Instructions for the task:
The data below is to be returned in full and exactly.

Material for this task:
┄┄┄┄┄┄┄┄┄┄┄┄┄┄┄┄┄┄┄┄

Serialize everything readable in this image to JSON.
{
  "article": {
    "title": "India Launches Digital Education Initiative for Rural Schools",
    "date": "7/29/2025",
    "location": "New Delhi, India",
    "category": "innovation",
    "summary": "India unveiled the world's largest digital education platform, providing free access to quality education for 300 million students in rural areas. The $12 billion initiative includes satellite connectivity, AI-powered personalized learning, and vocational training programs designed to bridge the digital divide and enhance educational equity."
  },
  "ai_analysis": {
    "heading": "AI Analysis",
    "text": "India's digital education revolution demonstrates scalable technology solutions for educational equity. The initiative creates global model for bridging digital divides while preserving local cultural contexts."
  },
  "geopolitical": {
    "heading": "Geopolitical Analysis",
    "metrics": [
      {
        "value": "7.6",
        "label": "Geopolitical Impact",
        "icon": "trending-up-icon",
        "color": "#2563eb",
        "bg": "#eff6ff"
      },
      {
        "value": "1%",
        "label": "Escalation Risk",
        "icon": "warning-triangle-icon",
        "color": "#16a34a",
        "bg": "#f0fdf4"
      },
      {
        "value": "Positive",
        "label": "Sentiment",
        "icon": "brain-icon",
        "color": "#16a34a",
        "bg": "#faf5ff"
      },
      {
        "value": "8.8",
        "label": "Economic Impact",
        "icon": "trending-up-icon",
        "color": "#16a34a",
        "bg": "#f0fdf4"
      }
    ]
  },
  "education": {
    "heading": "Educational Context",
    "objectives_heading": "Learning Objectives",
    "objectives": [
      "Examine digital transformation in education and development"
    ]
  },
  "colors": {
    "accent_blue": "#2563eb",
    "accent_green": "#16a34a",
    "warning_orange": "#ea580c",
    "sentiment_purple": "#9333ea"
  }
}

┄┄┄┄┄┄┄┄┄┄┄┄┄┄┄┄┄┄┄┄

Solution for this problem:
Serialize everything readable in this image to JSON.
{
  "article": {
    "title": "India Launches Digital Education Initiative for Rural Schools",
    "date": "7/29/2025",
    "location": "New Delhi, India",
    "category": "innovation",
    "summary": "India unveiled the world's largest digital education platform, providing free access to quality education for 300 million students in rural areas. The $12 billion initiative includes satellite connectivity, AI-powered personalized learning, and vocational training programs designed to bridge the digital divide and enhance educational equity."
  },
  "ai_analysis": {
    "heading": "AI Analysis",
    "text": "India's digital education revolution demonstrates scalable technology solutions for educational equity. The initiative creates global model for bridging digital divides while preserving local cultural contexts."
  },
  "geopolitical": {
    "heading": "Geopolitical Analysis",
    "metrics": [
      {
        "value": "7.6",
        "label": "Geopolitical Impact",
        "icon": "trending-up-icon",
        "color": "#2563eb",
        "bg": "#eff6ff"
      },
      {
        "value": "1%",
        "label": "Escalation Risk",
        "icon": "warning-triangle-icon",
        "color": "#16a34a",
        "bg": "#f0fdf4"
      },
      {
        "value": "Positive",
        "label": "Sentiment",
        "icon": "brain-icon",
        "color": "#16a34a",
        "bg": "#faf5ff"
      },
      {
        "value": "8.8",
        "label": "Economic Impact",
        "icon": "trending-up-icon",
        "color": "#16a34a",
        "bg": "#f0fdf4"
      }
    ]
  },
  "education": {
    "heading": "Educational Context",
    "objectives_heading": "Learning Objectives",
    "objectives": [
      "Examine digital transformation in education and development"
    ]
  },
  "colors": {
    "accent_blue": "#2563eb",
    "accent_green": "#16a34a",
    "warning_orange": "#ea580c",
    "sentiment_purple": "#9333ea"
  }
}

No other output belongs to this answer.